[start Dataset records]

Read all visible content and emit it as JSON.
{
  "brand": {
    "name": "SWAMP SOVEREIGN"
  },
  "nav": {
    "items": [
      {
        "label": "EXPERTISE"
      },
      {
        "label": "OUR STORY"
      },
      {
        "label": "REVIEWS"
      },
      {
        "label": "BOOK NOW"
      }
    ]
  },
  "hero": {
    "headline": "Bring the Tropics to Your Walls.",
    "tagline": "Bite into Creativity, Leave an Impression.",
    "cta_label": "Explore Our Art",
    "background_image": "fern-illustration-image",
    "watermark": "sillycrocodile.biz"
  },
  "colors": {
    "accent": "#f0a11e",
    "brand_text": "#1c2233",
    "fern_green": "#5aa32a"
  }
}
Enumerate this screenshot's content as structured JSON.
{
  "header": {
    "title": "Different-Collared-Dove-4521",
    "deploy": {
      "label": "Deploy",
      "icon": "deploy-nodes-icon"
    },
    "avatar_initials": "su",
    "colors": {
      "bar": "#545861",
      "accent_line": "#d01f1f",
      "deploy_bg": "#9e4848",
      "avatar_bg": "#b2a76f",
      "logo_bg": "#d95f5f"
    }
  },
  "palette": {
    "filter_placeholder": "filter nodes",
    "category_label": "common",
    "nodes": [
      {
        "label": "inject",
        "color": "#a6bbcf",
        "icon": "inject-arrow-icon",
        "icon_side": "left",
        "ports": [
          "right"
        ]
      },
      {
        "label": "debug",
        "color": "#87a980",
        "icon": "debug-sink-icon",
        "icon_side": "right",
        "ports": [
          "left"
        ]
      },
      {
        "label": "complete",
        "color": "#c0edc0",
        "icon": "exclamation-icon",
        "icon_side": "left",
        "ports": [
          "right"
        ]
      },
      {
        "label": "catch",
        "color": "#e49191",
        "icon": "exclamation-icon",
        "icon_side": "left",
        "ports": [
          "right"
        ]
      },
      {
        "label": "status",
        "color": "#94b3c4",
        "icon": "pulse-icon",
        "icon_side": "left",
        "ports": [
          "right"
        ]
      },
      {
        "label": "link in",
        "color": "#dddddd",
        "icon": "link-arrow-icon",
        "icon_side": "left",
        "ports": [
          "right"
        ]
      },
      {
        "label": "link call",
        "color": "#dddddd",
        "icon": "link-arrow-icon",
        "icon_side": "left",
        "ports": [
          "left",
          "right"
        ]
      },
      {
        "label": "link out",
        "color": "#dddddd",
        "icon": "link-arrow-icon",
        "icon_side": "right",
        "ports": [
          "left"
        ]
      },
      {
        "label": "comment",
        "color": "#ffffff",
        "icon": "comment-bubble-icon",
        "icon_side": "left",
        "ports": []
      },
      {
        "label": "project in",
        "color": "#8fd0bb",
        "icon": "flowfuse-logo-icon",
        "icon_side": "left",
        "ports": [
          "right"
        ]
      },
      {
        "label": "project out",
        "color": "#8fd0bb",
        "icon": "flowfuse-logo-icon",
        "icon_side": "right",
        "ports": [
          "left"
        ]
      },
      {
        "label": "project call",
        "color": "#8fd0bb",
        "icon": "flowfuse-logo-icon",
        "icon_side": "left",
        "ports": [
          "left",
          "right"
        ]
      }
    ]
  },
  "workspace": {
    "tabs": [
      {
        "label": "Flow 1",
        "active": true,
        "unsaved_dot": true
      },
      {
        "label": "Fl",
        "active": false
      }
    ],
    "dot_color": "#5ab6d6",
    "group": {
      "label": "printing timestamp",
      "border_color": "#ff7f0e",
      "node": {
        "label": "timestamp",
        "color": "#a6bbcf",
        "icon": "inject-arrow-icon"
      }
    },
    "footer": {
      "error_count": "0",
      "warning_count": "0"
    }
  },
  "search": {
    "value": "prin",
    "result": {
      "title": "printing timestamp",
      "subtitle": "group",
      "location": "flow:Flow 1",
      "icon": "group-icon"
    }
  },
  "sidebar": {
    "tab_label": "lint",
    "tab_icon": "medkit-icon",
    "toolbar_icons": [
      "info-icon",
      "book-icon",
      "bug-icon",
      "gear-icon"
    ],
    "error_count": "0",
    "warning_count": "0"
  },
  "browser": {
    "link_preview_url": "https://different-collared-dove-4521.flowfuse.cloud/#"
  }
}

[end Dataset records]

*Written exercise:* Write out every line from the records above, word for word.

*Full answer:*
Read all visible content and emit it as JSON.
{
  "brand": {
    "name": "SWAMP SOVEREIGN"
  },
  "nav": {
    "items": [
      {
        "label": "EXPERTISE"
      },
      {
        "label": "OUR STORY"
      },
      {
        "label": "REVIEWS"
      },
      {
        "label": "BOOK NOW"
      }
    ]
  },
  "hero": {
    "headline": "Bring the Tropics to Your Walls.",
    "tagline": "Bite into Creativity, Leave an Impression.",
    "cta_label": "Explore Our Art",
    "background_image": "fern-illustration-image",
    "watermark": "sillycrocodile.biz"
  },
  "colors": {
    "accent": "#f0a11e",
    "brand_text": "#1c2233",
    "fern_green": "#5aa32a"
  }
}
Enumerate this screenshot's content as structured JSON.
{
  "header": {
    "title": "Different-Collared-Dove-4521",
    "deploy": {
      "label": "Deploy",
      "icon": "deploy-nodes-icon"
    },
    "avatar_initials": "su",
    "colors": {
      "bar": "#545861",
      "accent_line": "#d01f1f",
      "deploy_bg": "#9e4848",
      "avatar_bg": "#b2a76f",
      "logo_bg": "#d95f5f"
    }
  },
  "palette": {
    "filter_placeholder": "filter nodes",
    "category_label": "common",
    "nodes": [
      {
        "label": "inject",
        "color": "#a6bbcf",
        "icon": "inject-arrow-icon",
        "icon_side": "left",
        "ports": [
          "right"
        ]
      },
      {
        "label": "debug",
        "color": "#87a980",
        "icon": "debug-sink-icon",
        "icon_side": "right",
        "ports": [
          "left"
        ]
      },
      {
        "label": "complete",
        "color": "#c0edc0",
        "icon": "exclamation-icon",
        "icon_side": "left",
        "ports": [
          "right"
        ]
      },
      {
        "label": "catch",
        "color": "#e49191",
        "icon": "exclamation-icon",
        "icon_side": "left",
        "ports": [
          "right"
        ]
      },
      {
        "label": "status",
        "color": "#94b3c4",
        "icon": "pulse-icon",
        "icon_side": "left",
        "ports": [
          "right"
        ]
      },
      {
        "label": "link in",
        "color": "#dddddd",
        "icon": "link-arrow-icon",
        "icon_side": "left",
        "ports": [
          "right"
        ]
      },
      {
        "label": "link call",
        "color": "#dddddd",
        "icon": "link-arrow-icon",
        "icon_side": "left",
        "ports": [
          "left",
          "right"
        ]
      },
      {
        "label": "link out",
        "color": "#dddddd",
        "icon": "link-arrow-icon",
        "icon_side": "right",
        "ports": [
          "left"
        ]
      },
      {
        "label": "comment",
        "color": "#ffffff",
        "icon": "comment-bubble-icon",
        "icon_side": "left",
        "ports": []
      },
      {
        "label": "project in",
        "color": "#8fd0bb",
        "icon": "flowfuse-logo-icon",
        "icon_side": "left",
        "ports": [
          "right"
        ]
      },
      {
        "label": "project out",
        "color": "#8fd0bb",
        "icon": "flowfuse-logo-icon",
        "icon_side": "right",
        "ports": [
          "left"
        ]
      },
      {
        "label": "project call",
        "color": "#8fd0bb",
        "icon": "flowfuse-logo-icon",
        "icon_side": "left",
        "ports": [
          "left",
          "right"
        ]
      }
    ]
  },
  "workspace": {
    "tabs": [
      {
        "label": "Flow 1",
        "active": true,
        "unsaved_dot": true
      },
      {
        "label": "Fl",
        "active": false
      }
    ],
    "dot_color": "#5ab6d6",
    "group": {
      "label": "printing timestamp",
      "border_color": "#ff7f0e",
      "node": {
        "label": "timestamp",
        "color": "#a6bbcf",
        "icon": "inject-arrow-icon"
      }
    },
    "footer": {
      "error_count": "0",
      "warning_count": "0"
    }
  },
  "search": {
    "value": "prin",
    "result": {
      "title": "printing timestamp",
      "subtitle": "group",
      "location": "flow:Flow 1",
      "icon": "group-icon"
    }
  },
  "sidebar": {
    "tab_label": "lint",
    "tab_icon": "medkit-icon",
    "toolbar_icons": [
      "info-icon",
      "book-icon",
      "bug-icon",
      "gear-icon"
    ],
    "error_count": "0",
    "warning_count": "0"
  },
  "browser": {
    "link_preview_url": "https://different-collared-dove-4521.flowfuse.cloud/#"
  }
}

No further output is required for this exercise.